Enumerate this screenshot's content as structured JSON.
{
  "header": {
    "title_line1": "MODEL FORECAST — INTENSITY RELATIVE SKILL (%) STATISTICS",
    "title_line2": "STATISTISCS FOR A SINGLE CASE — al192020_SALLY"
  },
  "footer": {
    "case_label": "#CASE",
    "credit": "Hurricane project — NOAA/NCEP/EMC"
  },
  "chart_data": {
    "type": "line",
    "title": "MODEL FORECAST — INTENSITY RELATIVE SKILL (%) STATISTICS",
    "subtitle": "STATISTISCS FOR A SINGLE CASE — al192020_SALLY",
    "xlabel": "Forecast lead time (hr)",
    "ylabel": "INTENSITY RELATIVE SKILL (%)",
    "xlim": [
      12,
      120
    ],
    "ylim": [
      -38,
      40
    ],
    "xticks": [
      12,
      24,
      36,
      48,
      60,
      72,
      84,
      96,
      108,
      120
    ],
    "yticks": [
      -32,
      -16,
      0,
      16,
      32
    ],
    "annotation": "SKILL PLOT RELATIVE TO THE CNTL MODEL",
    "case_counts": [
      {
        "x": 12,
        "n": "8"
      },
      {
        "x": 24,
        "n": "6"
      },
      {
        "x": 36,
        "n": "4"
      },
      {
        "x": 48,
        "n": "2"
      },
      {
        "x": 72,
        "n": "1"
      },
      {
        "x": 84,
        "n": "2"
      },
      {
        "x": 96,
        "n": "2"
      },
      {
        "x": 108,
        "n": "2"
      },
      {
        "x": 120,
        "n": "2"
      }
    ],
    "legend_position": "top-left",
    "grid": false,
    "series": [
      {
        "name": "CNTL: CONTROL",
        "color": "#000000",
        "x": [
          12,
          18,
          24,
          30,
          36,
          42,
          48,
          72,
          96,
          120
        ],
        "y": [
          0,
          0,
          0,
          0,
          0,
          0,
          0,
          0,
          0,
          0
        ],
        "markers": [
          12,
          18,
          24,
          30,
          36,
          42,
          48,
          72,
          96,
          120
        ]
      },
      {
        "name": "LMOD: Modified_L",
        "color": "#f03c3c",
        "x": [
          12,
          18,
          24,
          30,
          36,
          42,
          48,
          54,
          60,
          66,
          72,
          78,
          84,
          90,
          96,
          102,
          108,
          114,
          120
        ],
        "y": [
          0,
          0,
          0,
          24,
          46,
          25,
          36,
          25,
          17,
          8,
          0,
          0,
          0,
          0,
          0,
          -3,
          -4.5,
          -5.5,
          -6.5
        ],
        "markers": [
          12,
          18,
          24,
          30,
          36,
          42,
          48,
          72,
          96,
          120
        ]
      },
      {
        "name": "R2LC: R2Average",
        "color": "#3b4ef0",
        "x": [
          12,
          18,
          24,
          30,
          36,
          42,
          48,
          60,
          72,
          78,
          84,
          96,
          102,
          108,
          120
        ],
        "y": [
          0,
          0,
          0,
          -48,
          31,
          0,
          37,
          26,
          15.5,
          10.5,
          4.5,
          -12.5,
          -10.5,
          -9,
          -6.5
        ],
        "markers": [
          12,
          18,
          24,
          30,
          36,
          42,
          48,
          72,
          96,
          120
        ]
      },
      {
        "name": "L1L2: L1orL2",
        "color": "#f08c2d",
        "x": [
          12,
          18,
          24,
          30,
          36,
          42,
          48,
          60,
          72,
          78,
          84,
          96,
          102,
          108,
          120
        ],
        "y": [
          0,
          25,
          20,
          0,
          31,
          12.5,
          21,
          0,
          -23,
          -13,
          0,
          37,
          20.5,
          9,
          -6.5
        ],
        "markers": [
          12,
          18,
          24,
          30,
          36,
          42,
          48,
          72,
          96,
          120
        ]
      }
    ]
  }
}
┄┄┄┄┄┄┄┄┄┄┄┄┄┄┄┄┄┄┄┄
▸ DIRECTION
Give all the records again. Match them exactly.

▸ THE RESPONSE
Enumerate this screenshot's content as structured JSON.
{
  "header": {
    "title_line1": "MODEL FORECAST — INTENSITY RELATIVE SKILL (%) STATISTICS",
    "title_line2": "STATISTISCS FOR A SINGLE CASE — al192020_SALLY"
  },
  "footer": {
    "case_label": "#CASE",
    "credit": "Hurricane project — NOAA/NCEP/EMC"
  },
  "chart_data": {
    "type": "line",
    "title": "MODEL FORECAST — INTENSITY RELATIVE SKILL (%) STATISTICS",
    "subtitle": "STATISTISCS FOR A SINGLE CASE — al192020_SALLY",
    "xlabel": "Forecast lead time (hr)",
    "ylabel": "INTENSITY RELATIVE SKILL (%)",
    "xlim": [
      12,
      120
    ],
    "ylim": [
      -38,
      40
    ],
    "xticks": [
      12,
      24,
      36,
      48,
      60,
      72,
      84,
      96,
      108,
      120
    ],
    "yticks": [
      -32,
      -16,
      0,
      16,
      32
    ],
    "annotation": "SKILL PLOT RELATIVE TO THE CNTL MODEL",
    "case_counts": [
      {
        "x": 12,
        "n": "8"
      },
      {
        "x": 24,
        "n": "6"
      },
      {
        "x": 36,
        "n": "4"
      },
      {
        "x": 48,
        "n": "2"
      },
      {
        "x": 72,
        "n": "1"
      },
      {
        "x": 84,
        "n": "2"
      },
      {
        "x": 96,
        "n": "2"
      },
      {
        "x": 108,
        "n": "2"
      },
      {
        "x": 120,
        "n": "2"
      }
    ],
    "legend_position": "top-left",
    "grid": false,
    "series": [
      {
        "name": "CNTL: CONTROL",
        "color": "#000000",
        "x": [
          12,
          18,
          24,
          30,
          36,
          42,
          48,
          72,
          96,
          120
        ],
        "y": [
          0,
          0,
          0,
          0,
          0,
          0,
          0,
          0,
          0,
          0
        ],
        "markers": [
          12,
          18,
          24,
          30,
          36,
          42,
          48,
          72,
          96,
          120
        ]
      },
      {
        "name": "LMOD: Modified_L",
        "color": "#f03c3c",
        "x": [
          12,
          18,
          24,
          30,
          36,
          42,
          48,
          54,
          60,
          66,
          72,
          78,
          84,
          90,
          96,
          102,
          108,
          114,
          120
        ],
        "y": [
          0,
          0,
          0,
          24,
          46,
          25,
          36,
          25,
          17,
          8,
          0,
          0,
          0,
          0,
          0,
          -3,
          -4.5,
          -5.5,
          -6.5
        ],
        "markers": [
          12,
          18,
          24,
          30,
          36,
          42,
          48,
          72,
          96,
          120
        ]
      },
      {
        "name": "R2LC: R2Average",
        "color": "#3b4ef0",
        "x": [
          12,
          18,
          24,
          30,
          36,
          42,
          48,
          60,
          72,
          78,
          84,
          96,
          102,
          108,
          120
        ],
        "y": [
          0,
          0,
          0,
          -48,
          31,
          0,
          37,
          26,
          15.5,
          10.5,
          4.5,
          -12.5,
          -10.5,
          -9,
          -6.5
        ],
        "markers": [
          12,
          18,
          24,
          30,
          36,
          42,
          48,
          72,
          96,
          120
        ]
      },
      {
        "name": "L1L2: L1orL2",
        "color": "#f08c2d",
        "x": [
          12,
          18,
          24,
          30,
          36,
          42,
          48,
          60,
          72,
          78,
          84,
          96,
          102,
          108,
          120
        ],
        "y": [
          0,
          25,
          20,
          0,
          31,
          12.5,
          21,
          0,
          -23,
          -13,
          0,
          37,
          20.5,
          9,
          -6.5
        ],
        "markers": [
          12,
          18,
          24,
          30,
          36,
          42,
          48,
          72,
          96,
          120
        ]
      }
    ]
  }
}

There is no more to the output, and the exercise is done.